- Input records

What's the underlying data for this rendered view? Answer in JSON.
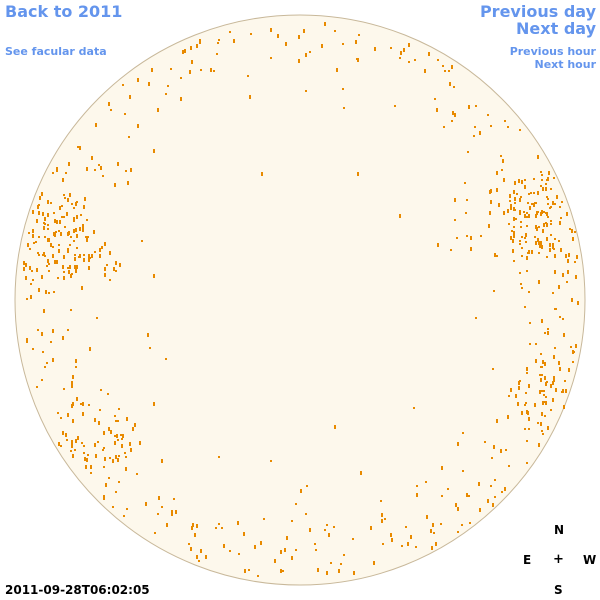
{
  "nav": {
    "back_label": "Back to 2011",
    "facular_label": "See facular data",
    "prev_day_label": "Previous day",
    "next_day_label": "Next day",
    "prev_hour_label": "Previous hour",
    "next_hour_label": "Next hour"
  },
  "compass": {
    "north": "N",
    "south": "S",
    "east": "E",
    "west": "W",
    "center": "+"
  },
  "timestamp": "2011-09-28T06:02:05",
  "colors": {
    "link": "#6495ed",
    "disk_fill": "#fdf8ec",
    "disk_outline": "#c8b89a",
    "facula": "#e88a00"
  }
}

- Required task
The records above should be reproduced exactly, with no pictures included.

- Finished answer
What's the underlying data for this rendered view? Answer in JSON.
{
  "nav": {
    "back_label": "Back to 2011",
    "facular_label": "See facular data",
    "prev_day_label": "Previous day",
    "next_day_label": "Next day",
    "prev_hour_label": "Previous hour",
    "next_hour_label": "Next hour"
  },
  "compass": {
    "north": "N",
    "south": "S",
    "east": "E",
    "west": "W",
    "center": "+"
  },
  "timestamp": "2011-09-28T06:02:05",
  "colors": {
    "link": "#6495ed",
    "disk_fill": "#fdf8ec",
    "disk_outline": "#c8b89a",
    "facula": "#e88a00"
  }
}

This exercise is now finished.